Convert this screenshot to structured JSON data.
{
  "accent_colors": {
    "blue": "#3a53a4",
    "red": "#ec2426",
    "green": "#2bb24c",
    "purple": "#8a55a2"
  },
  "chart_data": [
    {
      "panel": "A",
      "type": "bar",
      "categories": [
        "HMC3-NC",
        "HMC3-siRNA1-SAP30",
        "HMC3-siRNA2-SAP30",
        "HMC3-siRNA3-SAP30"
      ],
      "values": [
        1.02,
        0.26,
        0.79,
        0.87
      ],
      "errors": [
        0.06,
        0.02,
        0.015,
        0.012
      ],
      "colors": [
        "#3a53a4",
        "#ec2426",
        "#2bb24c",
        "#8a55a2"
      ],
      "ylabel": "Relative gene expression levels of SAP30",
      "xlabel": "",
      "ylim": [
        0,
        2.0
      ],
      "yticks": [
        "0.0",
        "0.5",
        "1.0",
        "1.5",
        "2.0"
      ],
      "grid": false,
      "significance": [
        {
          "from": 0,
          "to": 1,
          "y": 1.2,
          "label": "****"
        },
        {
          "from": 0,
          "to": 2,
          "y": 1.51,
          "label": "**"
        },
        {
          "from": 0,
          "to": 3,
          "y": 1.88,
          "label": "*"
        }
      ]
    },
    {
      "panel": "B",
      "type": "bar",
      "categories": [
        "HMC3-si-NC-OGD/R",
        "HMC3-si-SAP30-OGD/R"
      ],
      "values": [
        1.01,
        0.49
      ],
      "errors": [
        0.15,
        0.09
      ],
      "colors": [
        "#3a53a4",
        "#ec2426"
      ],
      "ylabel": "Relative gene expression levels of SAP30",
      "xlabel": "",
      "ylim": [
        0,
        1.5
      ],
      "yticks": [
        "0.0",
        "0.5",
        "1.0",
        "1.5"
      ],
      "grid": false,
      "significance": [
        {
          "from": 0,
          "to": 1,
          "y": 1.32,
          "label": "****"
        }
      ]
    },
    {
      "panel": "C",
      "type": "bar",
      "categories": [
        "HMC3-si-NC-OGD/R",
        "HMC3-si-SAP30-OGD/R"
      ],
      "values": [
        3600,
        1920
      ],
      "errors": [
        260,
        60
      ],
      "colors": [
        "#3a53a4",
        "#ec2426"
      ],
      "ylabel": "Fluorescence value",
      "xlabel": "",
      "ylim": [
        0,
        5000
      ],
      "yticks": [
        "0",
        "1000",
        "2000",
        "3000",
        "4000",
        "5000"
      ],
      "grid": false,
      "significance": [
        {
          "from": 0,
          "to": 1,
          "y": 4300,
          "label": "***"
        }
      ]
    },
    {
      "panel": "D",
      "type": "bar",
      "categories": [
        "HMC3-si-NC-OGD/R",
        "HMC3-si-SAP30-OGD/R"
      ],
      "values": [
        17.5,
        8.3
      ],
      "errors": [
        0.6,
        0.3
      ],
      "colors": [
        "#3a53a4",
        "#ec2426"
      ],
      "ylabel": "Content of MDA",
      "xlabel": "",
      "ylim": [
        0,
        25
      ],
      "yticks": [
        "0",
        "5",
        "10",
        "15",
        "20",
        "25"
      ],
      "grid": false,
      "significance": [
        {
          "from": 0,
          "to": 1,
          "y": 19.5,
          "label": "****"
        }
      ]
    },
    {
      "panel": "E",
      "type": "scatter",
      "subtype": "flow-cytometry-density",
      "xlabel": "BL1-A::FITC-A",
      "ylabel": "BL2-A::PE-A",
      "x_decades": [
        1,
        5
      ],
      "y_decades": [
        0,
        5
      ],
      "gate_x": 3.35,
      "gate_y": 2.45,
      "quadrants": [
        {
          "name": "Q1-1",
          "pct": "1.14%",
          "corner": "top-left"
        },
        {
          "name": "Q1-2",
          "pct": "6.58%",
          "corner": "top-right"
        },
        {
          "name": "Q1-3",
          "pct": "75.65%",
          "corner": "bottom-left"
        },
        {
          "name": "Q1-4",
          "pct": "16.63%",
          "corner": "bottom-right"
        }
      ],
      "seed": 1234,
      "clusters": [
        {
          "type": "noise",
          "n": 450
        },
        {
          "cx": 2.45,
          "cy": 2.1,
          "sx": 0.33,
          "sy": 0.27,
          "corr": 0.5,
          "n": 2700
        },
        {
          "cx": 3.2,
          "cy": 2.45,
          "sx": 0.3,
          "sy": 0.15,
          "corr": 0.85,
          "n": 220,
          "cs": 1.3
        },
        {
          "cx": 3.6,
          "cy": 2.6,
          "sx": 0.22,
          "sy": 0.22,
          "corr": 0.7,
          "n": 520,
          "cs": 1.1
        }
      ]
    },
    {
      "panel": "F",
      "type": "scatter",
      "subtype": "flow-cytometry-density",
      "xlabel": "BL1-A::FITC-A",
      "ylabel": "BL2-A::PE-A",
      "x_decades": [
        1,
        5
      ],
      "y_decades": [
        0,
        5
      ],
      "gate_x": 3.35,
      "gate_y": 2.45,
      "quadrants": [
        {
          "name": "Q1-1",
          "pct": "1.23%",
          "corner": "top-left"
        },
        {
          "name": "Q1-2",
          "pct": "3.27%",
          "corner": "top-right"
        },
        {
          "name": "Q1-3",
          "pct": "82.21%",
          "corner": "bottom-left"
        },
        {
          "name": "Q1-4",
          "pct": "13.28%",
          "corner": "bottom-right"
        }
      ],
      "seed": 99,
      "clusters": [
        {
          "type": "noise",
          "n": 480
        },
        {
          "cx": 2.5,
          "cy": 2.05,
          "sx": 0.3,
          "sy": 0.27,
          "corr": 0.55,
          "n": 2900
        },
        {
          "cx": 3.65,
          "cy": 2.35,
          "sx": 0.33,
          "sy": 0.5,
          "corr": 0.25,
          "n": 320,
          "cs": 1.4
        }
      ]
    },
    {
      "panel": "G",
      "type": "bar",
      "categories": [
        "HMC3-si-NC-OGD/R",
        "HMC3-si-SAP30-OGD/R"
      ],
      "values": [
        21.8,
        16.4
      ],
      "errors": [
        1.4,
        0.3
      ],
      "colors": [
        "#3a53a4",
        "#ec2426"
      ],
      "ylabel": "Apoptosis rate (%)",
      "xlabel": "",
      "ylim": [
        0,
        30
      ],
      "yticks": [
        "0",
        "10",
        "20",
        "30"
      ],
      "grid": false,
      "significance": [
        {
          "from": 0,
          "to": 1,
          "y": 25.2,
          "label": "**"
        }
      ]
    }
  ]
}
=====
■ Exercise brief ■
Scan the preceding listing for lines that contain the word "panel". Give only how many there are.

■ Result ■
7